--- start of RECORDS FOR THIS TASK ---

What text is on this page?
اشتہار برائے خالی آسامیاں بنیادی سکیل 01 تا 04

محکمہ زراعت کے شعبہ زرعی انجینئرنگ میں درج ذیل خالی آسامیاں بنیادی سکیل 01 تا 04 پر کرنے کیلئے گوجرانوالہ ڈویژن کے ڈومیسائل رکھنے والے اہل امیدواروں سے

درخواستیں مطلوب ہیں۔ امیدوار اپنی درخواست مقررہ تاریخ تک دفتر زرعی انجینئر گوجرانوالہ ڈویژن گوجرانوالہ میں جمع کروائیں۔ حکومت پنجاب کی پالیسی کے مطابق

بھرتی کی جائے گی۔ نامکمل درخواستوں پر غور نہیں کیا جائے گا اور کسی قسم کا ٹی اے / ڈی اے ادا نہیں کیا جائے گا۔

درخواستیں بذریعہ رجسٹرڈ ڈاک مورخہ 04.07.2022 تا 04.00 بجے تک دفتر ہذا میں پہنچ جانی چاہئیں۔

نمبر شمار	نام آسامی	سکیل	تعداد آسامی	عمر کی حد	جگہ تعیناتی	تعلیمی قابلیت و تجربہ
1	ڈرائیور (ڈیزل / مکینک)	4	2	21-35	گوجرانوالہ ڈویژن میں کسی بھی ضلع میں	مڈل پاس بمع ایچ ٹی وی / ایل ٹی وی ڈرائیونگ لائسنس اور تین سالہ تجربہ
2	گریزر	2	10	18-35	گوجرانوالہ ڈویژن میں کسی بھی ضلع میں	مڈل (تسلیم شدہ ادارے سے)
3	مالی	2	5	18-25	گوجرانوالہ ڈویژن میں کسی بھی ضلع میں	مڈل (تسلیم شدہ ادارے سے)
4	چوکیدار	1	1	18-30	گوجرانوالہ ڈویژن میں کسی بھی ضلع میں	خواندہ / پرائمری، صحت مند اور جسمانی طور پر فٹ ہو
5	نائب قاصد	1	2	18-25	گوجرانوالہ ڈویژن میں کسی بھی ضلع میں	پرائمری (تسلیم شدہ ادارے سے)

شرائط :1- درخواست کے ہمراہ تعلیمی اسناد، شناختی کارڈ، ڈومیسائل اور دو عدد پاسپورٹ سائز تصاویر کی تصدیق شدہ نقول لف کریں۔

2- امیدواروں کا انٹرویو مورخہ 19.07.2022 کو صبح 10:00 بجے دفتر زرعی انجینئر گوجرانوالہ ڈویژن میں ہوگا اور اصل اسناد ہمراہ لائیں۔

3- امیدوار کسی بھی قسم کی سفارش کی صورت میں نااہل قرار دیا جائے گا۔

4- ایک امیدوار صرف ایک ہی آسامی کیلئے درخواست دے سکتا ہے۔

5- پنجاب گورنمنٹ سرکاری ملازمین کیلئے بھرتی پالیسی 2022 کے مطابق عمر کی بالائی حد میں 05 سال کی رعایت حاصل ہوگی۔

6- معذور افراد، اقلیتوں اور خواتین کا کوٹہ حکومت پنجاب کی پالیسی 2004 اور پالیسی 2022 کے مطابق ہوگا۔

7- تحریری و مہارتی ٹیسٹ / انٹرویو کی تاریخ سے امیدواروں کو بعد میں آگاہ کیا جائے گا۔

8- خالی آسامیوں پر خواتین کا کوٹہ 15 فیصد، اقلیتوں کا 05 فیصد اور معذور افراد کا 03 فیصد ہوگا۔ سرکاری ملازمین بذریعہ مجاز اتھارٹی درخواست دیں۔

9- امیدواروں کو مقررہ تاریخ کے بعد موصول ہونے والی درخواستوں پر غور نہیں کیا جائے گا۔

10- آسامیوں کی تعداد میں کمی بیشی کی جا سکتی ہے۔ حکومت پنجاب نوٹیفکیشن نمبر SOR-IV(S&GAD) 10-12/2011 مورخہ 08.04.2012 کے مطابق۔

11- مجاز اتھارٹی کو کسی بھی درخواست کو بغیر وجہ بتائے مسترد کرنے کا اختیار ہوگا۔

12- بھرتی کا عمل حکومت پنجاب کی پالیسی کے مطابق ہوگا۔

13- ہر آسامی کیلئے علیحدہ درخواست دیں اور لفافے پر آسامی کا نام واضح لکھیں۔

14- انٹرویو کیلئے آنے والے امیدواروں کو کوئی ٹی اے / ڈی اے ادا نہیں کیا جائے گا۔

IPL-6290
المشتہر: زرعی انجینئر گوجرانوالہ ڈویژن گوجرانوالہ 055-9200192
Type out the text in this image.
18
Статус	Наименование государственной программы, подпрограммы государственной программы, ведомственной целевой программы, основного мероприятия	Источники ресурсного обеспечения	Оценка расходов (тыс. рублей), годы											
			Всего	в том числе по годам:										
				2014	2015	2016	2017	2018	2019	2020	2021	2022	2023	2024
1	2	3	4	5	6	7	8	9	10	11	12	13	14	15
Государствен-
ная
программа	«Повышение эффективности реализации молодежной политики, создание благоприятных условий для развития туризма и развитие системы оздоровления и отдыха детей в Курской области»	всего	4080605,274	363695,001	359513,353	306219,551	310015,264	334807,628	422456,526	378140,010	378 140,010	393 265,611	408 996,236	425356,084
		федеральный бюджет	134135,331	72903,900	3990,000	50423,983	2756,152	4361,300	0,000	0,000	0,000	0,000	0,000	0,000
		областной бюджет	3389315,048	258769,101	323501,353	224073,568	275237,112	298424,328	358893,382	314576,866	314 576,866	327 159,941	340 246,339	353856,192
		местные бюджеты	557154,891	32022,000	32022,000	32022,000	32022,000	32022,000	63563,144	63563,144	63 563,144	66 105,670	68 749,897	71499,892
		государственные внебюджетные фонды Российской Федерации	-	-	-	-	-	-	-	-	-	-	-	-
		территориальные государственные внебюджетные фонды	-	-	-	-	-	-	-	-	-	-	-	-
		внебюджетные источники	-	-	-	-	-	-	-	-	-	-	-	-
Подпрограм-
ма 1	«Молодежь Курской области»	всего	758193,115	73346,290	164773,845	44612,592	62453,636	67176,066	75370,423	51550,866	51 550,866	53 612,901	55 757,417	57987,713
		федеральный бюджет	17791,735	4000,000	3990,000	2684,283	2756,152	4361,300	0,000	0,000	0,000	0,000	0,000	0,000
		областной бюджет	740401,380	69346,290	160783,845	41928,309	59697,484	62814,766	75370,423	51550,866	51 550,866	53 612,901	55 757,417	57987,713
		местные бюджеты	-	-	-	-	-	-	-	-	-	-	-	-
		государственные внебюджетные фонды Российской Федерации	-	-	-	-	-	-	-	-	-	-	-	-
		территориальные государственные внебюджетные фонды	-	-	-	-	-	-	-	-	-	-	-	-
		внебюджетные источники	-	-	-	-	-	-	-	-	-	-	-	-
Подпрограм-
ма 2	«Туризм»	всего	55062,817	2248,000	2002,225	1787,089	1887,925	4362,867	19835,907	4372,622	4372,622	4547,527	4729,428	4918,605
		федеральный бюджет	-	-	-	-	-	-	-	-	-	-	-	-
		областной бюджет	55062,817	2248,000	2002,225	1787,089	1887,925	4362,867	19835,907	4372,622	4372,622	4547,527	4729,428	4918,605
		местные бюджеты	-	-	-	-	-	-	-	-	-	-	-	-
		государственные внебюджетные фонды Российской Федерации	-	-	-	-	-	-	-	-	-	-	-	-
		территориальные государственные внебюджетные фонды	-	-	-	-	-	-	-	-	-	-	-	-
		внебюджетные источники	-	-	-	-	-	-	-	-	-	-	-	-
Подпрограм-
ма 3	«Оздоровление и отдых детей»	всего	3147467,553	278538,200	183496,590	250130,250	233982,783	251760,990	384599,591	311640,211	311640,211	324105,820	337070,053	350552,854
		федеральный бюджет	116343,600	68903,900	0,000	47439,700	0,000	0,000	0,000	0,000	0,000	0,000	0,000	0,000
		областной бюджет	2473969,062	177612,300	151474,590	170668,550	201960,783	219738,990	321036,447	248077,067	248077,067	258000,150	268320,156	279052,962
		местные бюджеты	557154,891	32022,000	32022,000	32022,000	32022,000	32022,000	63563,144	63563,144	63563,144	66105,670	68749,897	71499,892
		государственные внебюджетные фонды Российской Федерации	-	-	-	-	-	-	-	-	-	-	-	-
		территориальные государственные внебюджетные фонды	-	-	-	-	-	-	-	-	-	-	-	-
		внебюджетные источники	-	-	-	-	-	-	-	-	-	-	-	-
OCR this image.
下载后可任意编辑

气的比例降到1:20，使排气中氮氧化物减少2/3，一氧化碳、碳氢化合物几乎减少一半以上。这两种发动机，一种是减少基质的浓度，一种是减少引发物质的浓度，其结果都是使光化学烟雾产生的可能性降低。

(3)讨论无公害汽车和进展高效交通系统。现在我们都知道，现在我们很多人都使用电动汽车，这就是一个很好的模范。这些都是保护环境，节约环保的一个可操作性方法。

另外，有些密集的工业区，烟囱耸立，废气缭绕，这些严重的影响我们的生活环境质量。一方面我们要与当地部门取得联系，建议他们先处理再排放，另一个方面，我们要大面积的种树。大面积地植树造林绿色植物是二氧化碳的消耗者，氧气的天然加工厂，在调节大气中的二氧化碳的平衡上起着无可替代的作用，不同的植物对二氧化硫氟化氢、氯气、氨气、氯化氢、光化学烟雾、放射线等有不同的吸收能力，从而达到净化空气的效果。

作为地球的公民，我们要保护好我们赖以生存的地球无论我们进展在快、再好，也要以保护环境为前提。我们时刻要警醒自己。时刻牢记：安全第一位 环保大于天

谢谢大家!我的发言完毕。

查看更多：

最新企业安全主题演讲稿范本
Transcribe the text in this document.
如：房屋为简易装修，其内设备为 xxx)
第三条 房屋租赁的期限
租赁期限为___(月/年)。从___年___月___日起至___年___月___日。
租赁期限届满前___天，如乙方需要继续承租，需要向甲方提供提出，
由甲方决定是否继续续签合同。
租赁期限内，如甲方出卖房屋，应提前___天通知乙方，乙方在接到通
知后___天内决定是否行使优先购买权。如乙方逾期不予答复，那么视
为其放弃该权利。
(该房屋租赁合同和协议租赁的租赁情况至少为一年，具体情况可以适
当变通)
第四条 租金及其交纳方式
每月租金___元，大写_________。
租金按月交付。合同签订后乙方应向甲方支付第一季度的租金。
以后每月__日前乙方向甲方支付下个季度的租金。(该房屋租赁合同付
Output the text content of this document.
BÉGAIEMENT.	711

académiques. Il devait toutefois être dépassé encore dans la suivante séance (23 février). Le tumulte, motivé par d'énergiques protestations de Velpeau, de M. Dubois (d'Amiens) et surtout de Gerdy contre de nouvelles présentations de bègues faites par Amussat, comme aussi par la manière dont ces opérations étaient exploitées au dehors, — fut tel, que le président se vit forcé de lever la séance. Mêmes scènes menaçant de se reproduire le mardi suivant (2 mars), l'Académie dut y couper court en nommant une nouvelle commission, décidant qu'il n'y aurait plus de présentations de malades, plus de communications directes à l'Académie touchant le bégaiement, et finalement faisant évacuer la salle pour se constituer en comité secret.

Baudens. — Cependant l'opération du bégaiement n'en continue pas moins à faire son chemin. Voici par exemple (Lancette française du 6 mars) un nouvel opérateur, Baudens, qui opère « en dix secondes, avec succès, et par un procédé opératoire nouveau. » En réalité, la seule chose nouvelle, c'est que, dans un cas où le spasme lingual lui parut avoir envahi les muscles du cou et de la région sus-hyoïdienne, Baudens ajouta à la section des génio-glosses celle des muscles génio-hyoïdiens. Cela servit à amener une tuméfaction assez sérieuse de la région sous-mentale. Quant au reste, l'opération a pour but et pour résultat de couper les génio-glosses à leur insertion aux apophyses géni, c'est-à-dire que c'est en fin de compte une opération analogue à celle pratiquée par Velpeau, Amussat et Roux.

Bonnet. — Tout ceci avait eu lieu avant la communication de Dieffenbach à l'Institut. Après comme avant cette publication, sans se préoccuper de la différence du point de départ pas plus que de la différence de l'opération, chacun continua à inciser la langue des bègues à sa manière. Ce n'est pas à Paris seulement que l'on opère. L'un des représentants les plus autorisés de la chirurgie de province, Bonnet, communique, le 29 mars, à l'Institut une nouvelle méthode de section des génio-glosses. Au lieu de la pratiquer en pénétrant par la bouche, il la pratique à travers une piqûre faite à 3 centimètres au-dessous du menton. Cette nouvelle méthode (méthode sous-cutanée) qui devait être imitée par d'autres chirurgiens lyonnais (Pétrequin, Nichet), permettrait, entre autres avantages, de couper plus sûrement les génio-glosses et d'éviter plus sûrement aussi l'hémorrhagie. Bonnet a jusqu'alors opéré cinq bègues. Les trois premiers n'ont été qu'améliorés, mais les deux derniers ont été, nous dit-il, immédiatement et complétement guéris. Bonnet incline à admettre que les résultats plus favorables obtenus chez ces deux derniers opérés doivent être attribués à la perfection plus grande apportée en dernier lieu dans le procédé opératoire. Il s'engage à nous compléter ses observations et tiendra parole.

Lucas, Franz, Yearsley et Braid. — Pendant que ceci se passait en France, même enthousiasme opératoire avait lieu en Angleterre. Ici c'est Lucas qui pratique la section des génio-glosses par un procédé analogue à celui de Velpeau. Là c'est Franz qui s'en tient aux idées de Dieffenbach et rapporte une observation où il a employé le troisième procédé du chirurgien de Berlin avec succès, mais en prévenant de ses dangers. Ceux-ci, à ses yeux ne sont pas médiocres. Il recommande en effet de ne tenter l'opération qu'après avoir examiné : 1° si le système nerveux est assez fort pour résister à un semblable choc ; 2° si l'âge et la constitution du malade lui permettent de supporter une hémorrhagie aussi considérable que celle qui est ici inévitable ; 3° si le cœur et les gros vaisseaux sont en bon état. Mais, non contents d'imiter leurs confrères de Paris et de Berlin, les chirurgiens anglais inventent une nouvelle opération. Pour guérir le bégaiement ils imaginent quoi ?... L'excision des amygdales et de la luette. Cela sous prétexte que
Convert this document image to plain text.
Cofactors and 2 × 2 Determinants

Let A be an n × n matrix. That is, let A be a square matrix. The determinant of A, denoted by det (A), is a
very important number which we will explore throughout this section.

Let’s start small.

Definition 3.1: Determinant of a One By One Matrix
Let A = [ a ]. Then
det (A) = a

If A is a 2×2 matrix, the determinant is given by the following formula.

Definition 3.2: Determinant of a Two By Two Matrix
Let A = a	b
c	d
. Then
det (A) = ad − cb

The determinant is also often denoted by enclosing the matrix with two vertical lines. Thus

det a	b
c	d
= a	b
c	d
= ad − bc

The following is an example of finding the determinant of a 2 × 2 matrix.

--- end of RECORDS FOR THIS TASK ---

Copy every line above that includes the string "معذور".

EXERCISE OUTPUT:
6- معذور افراد، اقلیتوں اور خواتین کا کوٹہ حکومت پنجاب کی پالیسی 2004 اور پالیسی 2022 کے مطابق ہوگا۔
8- خالی آسامیوں پر خواتین کا کوٹہ 15 فیصد، اقلیتوں کا 05 فیصد اور معذور افراد کا 03 فیصد ہوگا۔ سرکاری ملازمین بذریعہ مجاز اتھارٹی درخواست دیں۔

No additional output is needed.